━━━ DATA ROWS

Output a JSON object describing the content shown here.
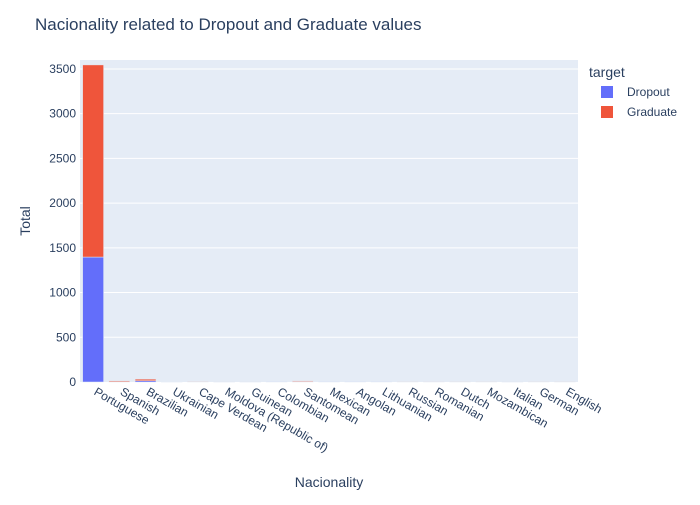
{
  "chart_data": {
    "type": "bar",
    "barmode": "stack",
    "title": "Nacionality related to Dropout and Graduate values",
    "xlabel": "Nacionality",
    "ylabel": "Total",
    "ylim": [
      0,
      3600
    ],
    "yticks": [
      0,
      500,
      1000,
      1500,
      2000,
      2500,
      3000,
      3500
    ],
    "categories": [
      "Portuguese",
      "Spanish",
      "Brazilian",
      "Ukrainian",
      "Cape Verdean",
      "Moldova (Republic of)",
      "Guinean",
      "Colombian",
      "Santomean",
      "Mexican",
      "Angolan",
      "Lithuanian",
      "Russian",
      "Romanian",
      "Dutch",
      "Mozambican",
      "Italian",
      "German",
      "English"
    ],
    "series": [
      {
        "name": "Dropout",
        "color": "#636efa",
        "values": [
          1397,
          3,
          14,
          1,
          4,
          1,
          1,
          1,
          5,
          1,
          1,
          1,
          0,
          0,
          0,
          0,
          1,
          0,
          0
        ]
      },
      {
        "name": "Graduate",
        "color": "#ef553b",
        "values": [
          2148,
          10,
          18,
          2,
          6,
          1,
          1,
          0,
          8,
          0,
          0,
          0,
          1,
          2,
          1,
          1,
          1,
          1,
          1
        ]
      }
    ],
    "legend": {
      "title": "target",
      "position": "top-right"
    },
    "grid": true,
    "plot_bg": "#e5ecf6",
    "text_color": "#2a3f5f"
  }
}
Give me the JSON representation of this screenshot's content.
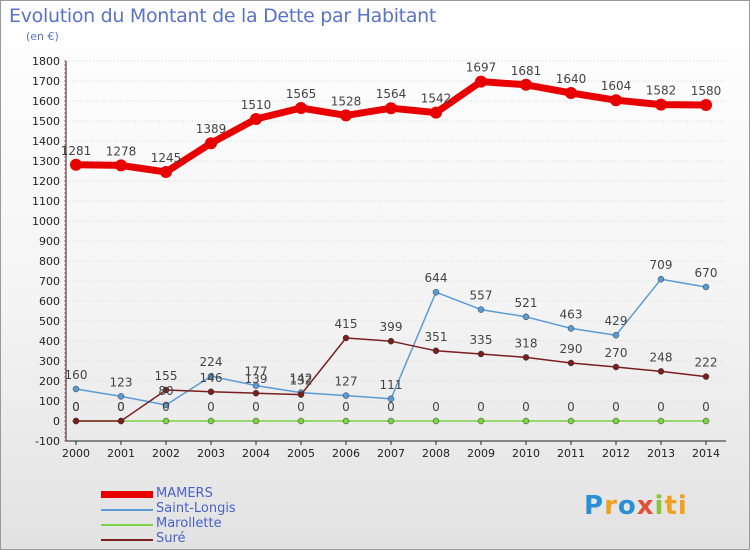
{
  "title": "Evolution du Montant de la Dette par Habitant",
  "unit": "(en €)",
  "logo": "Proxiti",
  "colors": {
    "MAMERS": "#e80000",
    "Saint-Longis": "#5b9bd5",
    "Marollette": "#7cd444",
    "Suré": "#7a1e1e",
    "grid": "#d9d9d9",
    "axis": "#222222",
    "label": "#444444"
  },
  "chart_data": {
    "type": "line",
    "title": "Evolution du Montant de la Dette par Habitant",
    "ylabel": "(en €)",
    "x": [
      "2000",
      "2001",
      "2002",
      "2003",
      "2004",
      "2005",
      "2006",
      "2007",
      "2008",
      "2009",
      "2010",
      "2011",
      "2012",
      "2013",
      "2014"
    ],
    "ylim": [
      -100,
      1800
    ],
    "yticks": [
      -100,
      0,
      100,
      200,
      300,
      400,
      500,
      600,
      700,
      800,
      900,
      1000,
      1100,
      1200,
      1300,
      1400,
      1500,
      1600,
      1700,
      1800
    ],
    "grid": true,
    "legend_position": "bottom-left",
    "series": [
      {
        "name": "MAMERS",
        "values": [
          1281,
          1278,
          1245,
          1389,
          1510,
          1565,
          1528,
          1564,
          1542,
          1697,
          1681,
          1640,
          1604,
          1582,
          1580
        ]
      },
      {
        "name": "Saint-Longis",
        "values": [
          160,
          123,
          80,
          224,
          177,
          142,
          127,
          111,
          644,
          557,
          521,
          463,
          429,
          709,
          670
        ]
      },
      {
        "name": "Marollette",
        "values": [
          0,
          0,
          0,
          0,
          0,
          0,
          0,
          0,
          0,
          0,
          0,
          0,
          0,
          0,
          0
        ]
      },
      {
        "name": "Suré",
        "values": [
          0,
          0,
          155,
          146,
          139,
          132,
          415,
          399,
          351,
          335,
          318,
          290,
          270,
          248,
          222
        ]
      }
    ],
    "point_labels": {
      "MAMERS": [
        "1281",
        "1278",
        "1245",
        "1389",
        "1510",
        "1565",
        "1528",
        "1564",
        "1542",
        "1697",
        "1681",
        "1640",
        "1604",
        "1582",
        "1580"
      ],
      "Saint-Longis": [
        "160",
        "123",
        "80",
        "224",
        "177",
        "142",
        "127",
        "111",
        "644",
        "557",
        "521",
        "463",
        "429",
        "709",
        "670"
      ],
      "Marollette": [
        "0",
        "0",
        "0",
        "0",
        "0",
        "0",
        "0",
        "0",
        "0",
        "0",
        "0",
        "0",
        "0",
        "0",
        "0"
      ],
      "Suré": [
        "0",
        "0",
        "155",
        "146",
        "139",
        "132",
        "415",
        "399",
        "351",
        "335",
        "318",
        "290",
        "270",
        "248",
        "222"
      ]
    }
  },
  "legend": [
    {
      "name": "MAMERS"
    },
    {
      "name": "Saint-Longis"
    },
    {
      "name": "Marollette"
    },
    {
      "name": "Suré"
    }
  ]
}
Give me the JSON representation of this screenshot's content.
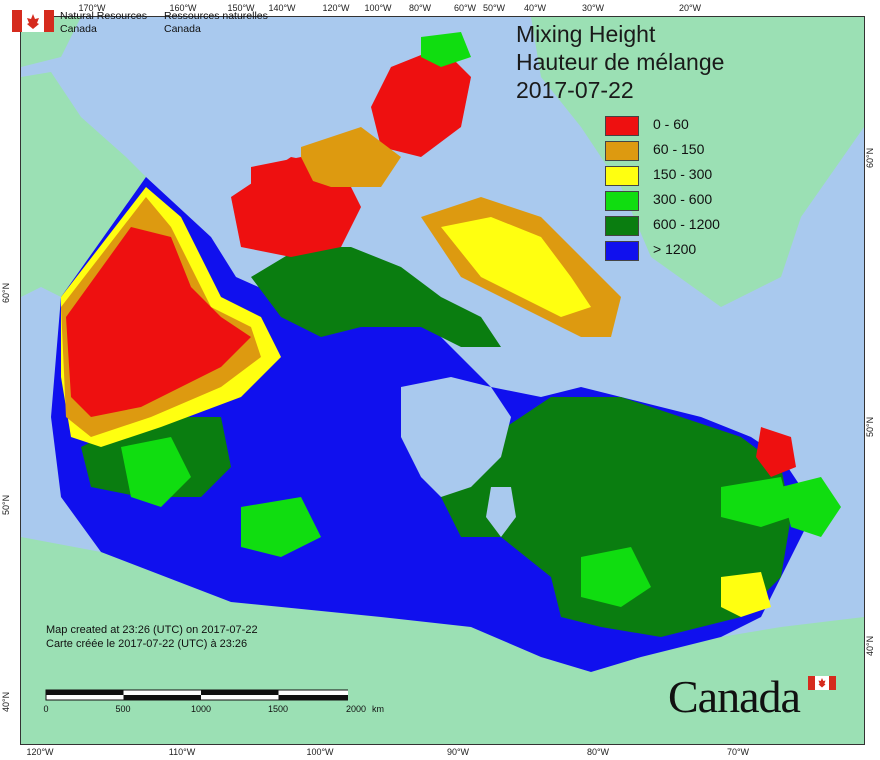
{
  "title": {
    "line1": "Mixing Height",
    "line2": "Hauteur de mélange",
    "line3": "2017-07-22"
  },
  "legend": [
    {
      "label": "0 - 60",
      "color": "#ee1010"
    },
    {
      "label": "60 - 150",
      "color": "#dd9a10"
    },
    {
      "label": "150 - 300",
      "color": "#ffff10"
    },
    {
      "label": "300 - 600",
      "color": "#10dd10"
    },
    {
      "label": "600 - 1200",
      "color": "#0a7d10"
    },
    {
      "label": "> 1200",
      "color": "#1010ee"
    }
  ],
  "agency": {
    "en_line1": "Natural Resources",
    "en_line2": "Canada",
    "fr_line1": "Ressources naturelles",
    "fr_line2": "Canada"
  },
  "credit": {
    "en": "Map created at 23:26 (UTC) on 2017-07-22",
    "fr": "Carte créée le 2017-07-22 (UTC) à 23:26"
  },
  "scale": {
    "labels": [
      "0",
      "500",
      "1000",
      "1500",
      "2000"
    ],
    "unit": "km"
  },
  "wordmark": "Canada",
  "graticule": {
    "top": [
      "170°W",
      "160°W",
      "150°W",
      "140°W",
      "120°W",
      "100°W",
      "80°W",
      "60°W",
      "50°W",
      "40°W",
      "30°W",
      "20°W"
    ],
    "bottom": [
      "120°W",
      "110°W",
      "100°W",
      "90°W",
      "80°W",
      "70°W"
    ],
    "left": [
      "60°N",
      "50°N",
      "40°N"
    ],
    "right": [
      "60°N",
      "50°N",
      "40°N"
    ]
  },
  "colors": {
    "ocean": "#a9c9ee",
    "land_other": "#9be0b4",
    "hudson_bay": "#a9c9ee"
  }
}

━━━━━━
━━━ DATA ROWS

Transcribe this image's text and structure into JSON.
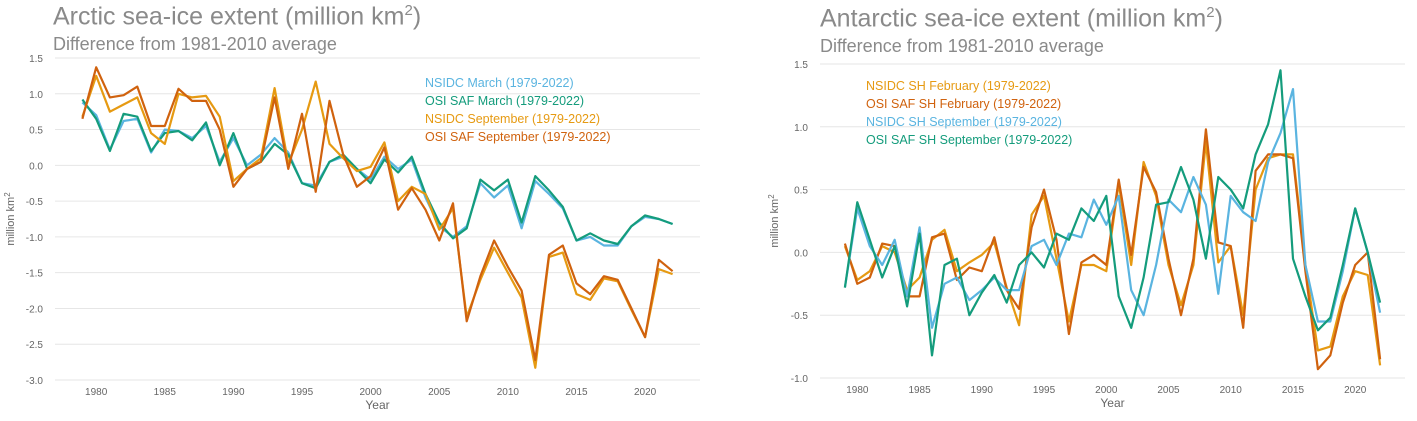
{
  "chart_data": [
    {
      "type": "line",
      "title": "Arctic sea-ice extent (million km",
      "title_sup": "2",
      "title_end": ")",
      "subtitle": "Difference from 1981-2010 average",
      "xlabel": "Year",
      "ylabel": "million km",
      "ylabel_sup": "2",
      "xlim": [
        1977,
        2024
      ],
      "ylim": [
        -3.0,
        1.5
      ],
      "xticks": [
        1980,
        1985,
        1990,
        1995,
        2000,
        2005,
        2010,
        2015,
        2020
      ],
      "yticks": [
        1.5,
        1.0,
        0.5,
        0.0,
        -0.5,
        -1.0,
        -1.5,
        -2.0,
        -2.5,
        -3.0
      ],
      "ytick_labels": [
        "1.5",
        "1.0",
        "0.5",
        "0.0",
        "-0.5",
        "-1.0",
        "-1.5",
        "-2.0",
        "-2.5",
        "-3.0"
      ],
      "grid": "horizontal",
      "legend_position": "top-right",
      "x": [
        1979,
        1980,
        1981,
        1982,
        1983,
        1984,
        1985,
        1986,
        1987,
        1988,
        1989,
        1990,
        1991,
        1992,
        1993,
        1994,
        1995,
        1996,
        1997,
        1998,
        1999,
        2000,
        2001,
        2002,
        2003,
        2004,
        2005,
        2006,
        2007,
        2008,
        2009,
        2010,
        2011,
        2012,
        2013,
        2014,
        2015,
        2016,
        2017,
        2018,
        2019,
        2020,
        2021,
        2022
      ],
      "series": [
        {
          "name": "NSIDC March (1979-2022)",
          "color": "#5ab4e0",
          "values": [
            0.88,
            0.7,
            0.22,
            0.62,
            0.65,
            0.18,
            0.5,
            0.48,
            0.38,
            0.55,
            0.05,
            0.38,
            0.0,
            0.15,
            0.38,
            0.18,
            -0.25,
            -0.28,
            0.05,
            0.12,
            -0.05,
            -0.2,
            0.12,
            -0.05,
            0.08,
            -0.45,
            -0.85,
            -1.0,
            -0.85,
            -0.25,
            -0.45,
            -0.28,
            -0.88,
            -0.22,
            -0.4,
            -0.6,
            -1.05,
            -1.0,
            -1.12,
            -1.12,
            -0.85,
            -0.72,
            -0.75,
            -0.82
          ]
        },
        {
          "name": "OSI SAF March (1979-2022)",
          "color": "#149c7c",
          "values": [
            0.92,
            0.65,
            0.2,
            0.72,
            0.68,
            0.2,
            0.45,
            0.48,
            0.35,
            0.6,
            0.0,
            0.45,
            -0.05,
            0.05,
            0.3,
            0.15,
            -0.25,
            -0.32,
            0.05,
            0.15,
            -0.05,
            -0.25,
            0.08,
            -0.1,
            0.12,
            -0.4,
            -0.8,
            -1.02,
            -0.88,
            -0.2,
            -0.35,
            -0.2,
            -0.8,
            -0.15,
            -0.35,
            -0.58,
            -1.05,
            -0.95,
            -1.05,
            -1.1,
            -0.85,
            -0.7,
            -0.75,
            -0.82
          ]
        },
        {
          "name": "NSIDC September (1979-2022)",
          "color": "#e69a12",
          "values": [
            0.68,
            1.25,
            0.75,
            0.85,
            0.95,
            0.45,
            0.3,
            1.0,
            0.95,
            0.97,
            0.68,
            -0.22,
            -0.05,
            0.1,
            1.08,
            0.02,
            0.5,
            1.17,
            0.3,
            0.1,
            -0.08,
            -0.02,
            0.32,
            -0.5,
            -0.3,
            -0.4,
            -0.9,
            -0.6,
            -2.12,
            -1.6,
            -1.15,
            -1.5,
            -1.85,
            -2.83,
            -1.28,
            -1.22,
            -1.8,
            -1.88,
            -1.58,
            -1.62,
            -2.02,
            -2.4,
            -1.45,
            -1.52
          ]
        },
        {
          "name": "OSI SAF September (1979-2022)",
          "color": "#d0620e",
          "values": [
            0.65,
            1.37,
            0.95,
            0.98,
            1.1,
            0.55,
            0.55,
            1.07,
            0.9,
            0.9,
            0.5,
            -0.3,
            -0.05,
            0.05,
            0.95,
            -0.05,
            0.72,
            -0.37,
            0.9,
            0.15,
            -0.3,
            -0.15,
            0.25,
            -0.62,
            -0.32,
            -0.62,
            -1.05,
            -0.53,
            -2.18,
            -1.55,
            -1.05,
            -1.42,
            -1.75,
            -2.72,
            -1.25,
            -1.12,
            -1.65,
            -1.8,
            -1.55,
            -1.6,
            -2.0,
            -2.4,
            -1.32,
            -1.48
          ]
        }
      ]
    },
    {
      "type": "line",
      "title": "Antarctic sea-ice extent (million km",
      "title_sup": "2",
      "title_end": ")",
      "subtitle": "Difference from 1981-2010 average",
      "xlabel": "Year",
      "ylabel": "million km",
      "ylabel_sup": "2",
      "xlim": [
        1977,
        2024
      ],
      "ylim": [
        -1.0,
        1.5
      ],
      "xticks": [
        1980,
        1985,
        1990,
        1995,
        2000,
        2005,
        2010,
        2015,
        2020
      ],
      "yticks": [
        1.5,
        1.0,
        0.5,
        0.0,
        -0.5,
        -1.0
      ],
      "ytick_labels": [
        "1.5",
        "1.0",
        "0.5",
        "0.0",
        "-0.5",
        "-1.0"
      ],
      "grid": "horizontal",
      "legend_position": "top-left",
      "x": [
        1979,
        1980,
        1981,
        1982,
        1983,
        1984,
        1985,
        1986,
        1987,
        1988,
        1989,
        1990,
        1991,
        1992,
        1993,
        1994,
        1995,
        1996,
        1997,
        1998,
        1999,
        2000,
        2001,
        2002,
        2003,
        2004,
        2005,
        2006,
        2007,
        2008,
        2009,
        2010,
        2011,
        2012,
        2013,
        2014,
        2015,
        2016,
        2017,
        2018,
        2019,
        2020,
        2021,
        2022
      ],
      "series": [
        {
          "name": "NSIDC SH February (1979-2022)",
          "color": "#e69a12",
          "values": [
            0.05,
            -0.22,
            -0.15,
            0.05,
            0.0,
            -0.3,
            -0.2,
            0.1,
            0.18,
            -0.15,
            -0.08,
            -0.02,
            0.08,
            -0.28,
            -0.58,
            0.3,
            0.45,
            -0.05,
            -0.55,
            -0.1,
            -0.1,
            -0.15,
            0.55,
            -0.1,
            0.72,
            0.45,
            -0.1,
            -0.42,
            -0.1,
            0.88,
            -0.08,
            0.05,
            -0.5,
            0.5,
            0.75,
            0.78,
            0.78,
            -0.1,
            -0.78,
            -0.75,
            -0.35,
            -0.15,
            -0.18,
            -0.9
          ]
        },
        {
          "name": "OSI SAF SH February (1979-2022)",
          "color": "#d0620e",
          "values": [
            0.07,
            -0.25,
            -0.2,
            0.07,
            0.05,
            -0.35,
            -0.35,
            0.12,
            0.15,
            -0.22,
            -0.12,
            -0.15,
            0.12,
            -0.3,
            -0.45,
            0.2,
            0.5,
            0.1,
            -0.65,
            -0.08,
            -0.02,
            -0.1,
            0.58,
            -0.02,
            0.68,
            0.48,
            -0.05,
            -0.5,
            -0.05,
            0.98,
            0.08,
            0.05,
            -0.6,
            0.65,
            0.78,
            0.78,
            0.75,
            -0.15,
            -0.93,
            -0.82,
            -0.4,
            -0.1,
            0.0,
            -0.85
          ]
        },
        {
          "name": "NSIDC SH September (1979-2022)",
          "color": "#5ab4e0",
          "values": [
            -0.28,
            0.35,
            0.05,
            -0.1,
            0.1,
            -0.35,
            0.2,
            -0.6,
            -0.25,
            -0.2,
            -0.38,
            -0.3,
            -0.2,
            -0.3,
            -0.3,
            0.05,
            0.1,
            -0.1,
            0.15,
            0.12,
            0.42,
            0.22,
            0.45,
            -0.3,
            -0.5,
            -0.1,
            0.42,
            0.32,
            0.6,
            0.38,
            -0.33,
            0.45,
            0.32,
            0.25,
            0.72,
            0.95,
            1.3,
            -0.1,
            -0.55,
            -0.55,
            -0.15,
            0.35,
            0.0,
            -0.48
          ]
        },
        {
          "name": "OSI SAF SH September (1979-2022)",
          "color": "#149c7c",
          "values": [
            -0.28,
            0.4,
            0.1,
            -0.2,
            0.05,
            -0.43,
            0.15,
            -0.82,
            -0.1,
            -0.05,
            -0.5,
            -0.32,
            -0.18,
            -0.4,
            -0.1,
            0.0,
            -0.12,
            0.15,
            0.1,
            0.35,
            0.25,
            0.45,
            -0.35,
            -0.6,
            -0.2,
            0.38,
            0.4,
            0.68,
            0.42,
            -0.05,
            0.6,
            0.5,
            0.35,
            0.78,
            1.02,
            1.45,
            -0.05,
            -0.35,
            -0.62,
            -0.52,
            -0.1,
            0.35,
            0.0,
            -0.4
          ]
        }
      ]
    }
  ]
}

━━━━━━

EXERCISE PROMPT:
From the data above, gather every line that includes the word "March".

SOLUTION FOR THIS EXERCISE:
          "name": "NSIDC March (1979-2022)",
          "name": "OSI SAF March (1979-2022)",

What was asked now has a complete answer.